Set exercise
Every line of the data that contains the string "this" must be copied.

Material shown
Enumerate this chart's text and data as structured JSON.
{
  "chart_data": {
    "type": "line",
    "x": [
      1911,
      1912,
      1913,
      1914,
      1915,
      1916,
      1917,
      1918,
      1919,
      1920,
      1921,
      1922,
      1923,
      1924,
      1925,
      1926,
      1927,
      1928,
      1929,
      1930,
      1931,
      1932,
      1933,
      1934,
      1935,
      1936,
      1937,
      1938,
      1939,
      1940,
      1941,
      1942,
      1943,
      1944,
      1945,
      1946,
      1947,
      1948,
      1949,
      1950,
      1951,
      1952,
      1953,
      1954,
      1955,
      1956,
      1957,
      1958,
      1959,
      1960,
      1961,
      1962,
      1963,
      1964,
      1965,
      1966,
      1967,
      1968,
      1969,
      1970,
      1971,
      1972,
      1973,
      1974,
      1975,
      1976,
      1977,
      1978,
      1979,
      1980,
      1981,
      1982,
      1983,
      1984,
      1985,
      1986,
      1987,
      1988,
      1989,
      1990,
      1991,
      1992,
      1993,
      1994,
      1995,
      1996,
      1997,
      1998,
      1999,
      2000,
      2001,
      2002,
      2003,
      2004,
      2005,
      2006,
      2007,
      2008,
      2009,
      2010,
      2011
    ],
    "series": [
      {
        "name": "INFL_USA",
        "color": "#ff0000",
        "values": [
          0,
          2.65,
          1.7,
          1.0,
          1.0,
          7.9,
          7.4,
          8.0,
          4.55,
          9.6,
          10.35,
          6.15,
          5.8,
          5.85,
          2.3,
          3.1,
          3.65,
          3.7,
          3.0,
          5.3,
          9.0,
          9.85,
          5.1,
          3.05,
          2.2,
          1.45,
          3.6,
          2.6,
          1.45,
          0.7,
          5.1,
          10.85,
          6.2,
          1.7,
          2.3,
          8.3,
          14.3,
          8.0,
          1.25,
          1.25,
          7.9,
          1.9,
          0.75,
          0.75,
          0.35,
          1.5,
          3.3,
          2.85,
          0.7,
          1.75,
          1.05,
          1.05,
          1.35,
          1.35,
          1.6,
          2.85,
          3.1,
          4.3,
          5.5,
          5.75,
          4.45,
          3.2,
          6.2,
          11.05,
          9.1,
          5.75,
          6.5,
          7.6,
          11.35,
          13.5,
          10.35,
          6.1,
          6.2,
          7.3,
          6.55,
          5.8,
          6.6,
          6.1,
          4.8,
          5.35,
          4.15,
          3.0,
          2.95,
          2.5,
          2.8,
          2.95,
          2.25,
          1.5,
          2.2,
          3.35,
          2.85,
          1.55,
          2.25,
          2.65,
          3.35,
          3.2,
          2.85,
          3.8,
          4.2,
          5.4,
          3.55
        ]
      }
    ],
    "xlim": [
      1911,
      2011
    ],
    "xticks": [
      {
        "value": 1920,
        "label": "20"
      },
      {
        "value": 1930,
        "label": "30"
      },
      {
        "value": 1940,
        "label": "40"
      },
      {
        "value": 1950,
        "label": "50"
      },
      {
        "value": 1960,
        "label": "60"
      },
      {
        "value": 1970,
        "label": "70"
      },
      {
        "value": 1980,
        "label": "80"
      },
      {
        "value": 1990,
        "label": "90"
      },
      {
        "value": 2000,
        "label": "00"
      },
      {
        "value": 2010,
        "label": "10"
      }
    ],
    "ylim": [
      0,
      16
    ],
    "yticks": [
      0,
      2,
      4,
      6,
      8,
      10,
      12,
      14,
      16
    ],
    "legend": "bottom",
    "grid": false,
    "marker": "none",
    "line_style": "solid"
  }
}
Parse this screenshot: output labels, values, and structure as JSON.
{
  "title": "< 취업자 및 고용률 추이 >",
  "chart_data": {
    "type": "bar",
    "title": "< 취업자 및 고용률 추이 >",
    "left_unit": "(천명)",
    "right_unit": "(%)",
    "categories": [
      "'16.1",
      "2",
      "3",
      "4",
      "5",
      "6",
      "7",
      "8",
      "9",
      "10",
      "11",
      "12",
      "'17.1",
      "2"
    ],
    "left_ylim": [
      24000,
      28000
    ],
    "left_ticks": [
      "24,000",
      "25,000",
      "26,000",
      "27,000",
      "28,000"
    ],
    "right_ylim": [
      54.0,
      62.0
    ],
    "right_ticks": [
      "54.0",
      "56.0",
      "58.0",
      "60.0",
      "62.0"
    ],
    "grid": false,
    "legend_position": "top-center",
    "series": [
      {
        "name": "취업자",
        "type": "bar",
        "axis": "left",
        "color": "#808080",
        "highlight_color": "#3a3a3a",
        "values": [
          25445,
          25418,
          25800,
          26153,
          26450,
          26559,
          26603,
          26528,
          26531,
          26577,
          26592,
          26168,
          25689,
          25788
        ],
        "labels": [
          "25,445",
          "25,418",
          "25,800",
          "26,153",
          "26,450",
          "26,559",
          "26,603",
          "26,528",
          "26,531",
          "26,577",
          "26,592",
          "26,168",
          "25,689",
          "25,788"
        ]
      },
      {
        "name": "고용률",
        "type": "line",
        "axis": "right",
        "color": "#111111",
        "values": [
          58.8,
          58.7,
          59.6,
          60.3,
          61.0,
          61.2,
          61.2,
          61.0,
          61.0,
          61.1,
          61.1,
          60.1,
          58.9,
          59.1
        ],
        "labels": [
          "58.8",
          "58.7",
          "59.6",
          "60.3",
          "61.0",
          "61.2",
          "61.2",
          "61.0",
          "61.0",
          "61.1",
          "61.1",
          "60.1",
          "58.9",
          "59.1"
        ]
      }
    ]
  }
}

Final result
Enumerate this chart's text and data as structured JSON.
Parse this screenshot: output labels, values, and structure as JSON.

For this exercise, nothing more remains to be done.